[Figure record extracts]
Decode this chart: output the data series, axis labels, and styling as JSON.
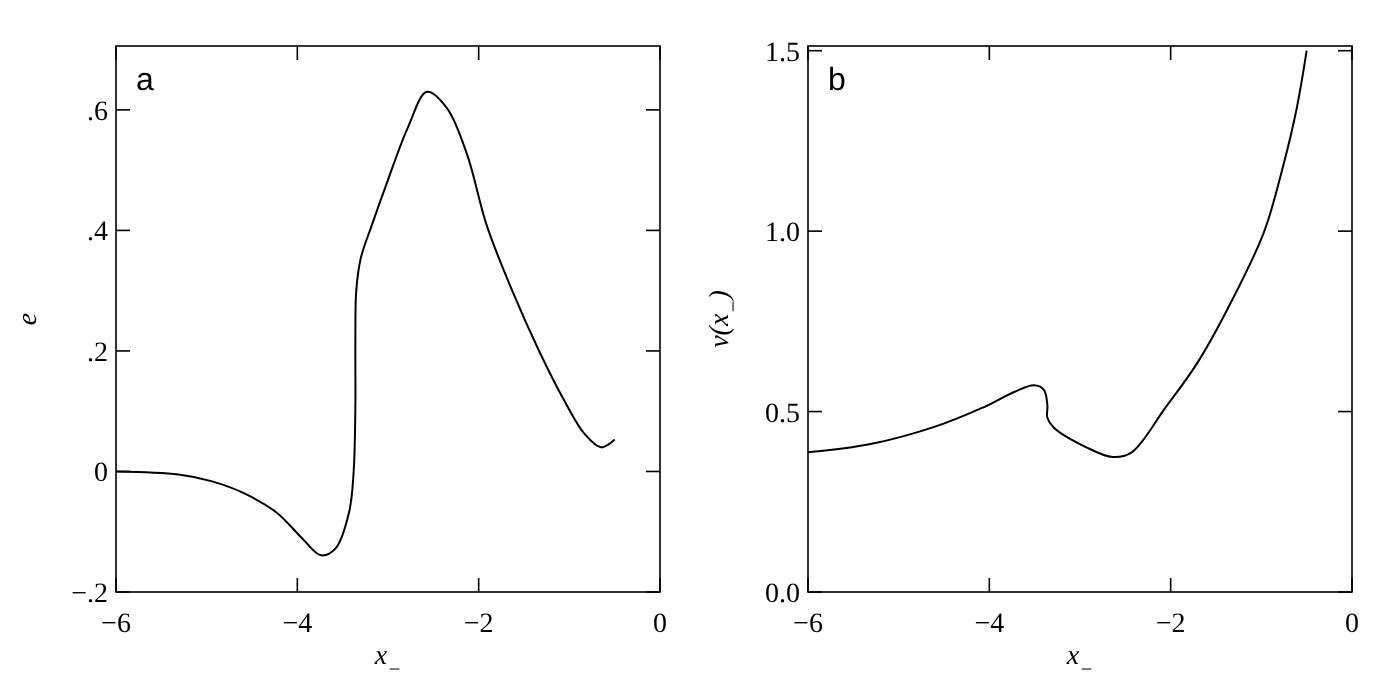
{
  "chart_data": [
    {
      "type": "line",
      "xlabel": "x$_{−}$",
      "ylabel": "e",
      "annotations": [
        "a"
      ],
      "xlim": [
        -6,
        0
      ],
      "ylim": [
        -0.2,
        0.706
      ],
      "xticks": [
        {
          "value": -6,
          "label": "−6"
        },
        {
          "value": -4,
          "label": "−4"
        },
        {
          "value": -2,
          "label": "−2"
        },
        0
      ],
      "yticks": [
        {
          "value": -0.2,
          "label": "−.2"
        },
        0,
        {
          "value": 0.2,
          "label": ".2"
        },
        {
          "value": 0.4,
          "label": ".4"
        },
        {
          "value": 0.6,
          "label": ".6"
        }
      ],
      "series": [
        {
          "color": "#000000",
          "x": [
            -6,
            -5.31,
            -4.95,
            -4.59,
            -4.23,
            -3.94,
            -3.74,
            -3.58,
            -3.43,
            -3.38,
            -3.36,
            -3.36,
            -3.35,
            -3.3,
            -3.18,
            -3.0,
            -2.78,
            -2.57,
            -2.35,
            -2.13,
            -1.91,
            -1.63,
            -1.34,
            -1.05,
            -0.83,
            -0.65,
            -0.5
          ],
          "values": [
            0.0,
            -0.005,
            -0.016,
            -0.036,
            -0.068,
            -0.112,
            -0.139,
            -0.128,
            -0.068,
            -0.003,
            0.105,
            0.213,
            0.3,
            0.354,
            0.408,
            0.484,
            0.571,
            0.63,
            0.603,
            0.527,
            0.408,
            0.3,
            0.202,
            0.116,
            0.062,
            0.04,
            0.053
          ]
        }
      ]
    },
    {
      "type": "line",
      "xlabel": "x$_{−}$",
      "ylabel": "v(x$_{−}$)",
      "annotations": [
        "b"
      ],
      "xlim": [
        -6,
        0
      ],
      "ylim": [
        0,
        1.513
      ],
      "xticks": [
        {
          "value": -6,
          "label": "−6"
        },
        {
          "value": -4,
          "label": "−4"
        },
        {
          "value": -2,
          "label": "−2"
        },
        0
      ],
      "yticks": [
        {
          "value": 0,
          "label": "0.0"
        },
        {
          "value": 0.5,
          "label": "0.5"
        },
        {
          "value": 1,
          "label": "1.0"
        },
        {
          "value": 1.5,
          "label": "1.5"
        }
      ],
      "series": [
        {
          "color": "#000000",
          "x": [
            -6,
            -5.31,
            -4.59,
            -4.08,
            -3.72,
            -3.51,
            -3.4,
            -3.36,
            -3.36,
            -3.29,
            -2.93,
            -2.64,
            -2.43,
            -2.06,
            -1.7,
            -1.34,
            -0.97,
            -0.76,
            -0.61,
            -0.5
          ],
          "values": [
            0.387,
            0.41,
            0.459,
            0.51,
            0.555,
            0.573,
            0.561,
            0.519,
            0.483,
            0.456,
            0.401,
            0.374,
            0.387,
            0.51,
            0.637,
            0.8,
            0.998,
            1.18,
            1.34,
            1.5
          ]
        }
      ]
    }
  ]
}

**Do this**. Please write out all the data again word for word, but not the pictures.

**Task solution**.
Decode this chart: output the data series, axis labels, and styling as JSON.
{
  "chart_data": [
    {
      "type": "line",
      "xlabel": "x$_{−}$",
      "ylabel": "e",
      "annotations": [
        "a"
      ],
      "xlim": [
        -6,
        0
      ],
      "ylim": [
        -0.2,
        0.706
      ],
      "xticks": [
        {
          "value": -6,
          "label": "−6"
        },
        {
          "value": -4,
          "label": "−4"
        },
        {
          "value": -2,
          "label": "−2"
        },
        0
      ],
      "yticks": [
        {
          "value": -0.2,
          "label": "−.2"
        },
        0,
        {
          "value": 0.2,
          "label": ".2"
        },
        {
          "value": 0.4,
          "label": ".4"
        },
        {
          "value": 0.6,
          "label": ".6"
        }
      ],
      "series": [
        {
          "color": "#000000",
          "x": [
            -6,
            -5.31,
            -4.95,
            -4.59,
            -4.23,
            -3.94,
            -3.74,
            -3.58,
            -3.43,
            -3.38,
            -3.36,
            -3.36,
            -3.35,
            -3.3,
            -3.18,
            -3.0,
            -2.78,
            -2.57,
            -2.35,
            -2.13,
            -1.91,
            -1.63,
            -1.34,
            -1.05,
            -0.83,
            -0.65,
            -0.5
          ],
          "values": [
            0.0,
            -0.005,
            -0.016,
            -0.036,
            -0.068,
            -0.112,
            -0.139,
            -0.128,
            -0.068,
            -0.003,
            0.105,
            0.213,
            0.3,
            0.354,
            0.408,
            0.484,
            0.571,
            0.63,
            0.603,
            0.527,
            0.408,
            0.3,
            0.202,
            0.116,
            0.062,
            0.04,
            0.053
          ]
        }
      ]
    },
    {
      "type": "line",
      "xlabel": "x$_{−}$",
      "ylabel": "v(x$_{−}$)",
      "annotations": [
        "b"
      ],
      "xlim": [
        -6,
        0
      ],
      "ylim": [
        0,
        1.513
      ],
      "xticks": [
        {
          "value": -6,
          "label": "−6"
        },
        {
          "value": -4,
          "label": "−4"
        },
        {
          "value": -2,
          "label": "−2"
        },
        0
      ],
      "yticks": [
        {
          "value": 0,
          "label": "0.0"
        },
        {
          "value": 0.5,
          "label": "0.5"
        },
        {
          "value": 1,
          "label": "1.0"
        },
        {
          "value": 1.5,
          "label": "1.5"
        }
      ],
      "series": [
        {
          "color": "#000000",
          "x": [
            -6,
            -5.31,
            -4.59,
            -4.08,
            -3.72,
            -3.51,
            -3.4,
            -3.36,
            -3.36,
            -3.29,
            -2.93,
            -2.64,
            -2.43,
            -2.06,
            -1.7,
            -1.34,
            -0.97,
            -0.76,
            -0.61,
            -0.5
          ],
          "values": [
            0.387,
            0.41,
            0.459,
            0.51,
            0.555,
            0.573,
            0.561,
            0.519,
            0.483,
            0.456,
            0.401,
            0.374,
            0.387,
            0.51,
            0.637,
            0.8,
            0.998,
            1.18,
            1.34,
            1.5
          ]
        }
      ]
    }
  ]
}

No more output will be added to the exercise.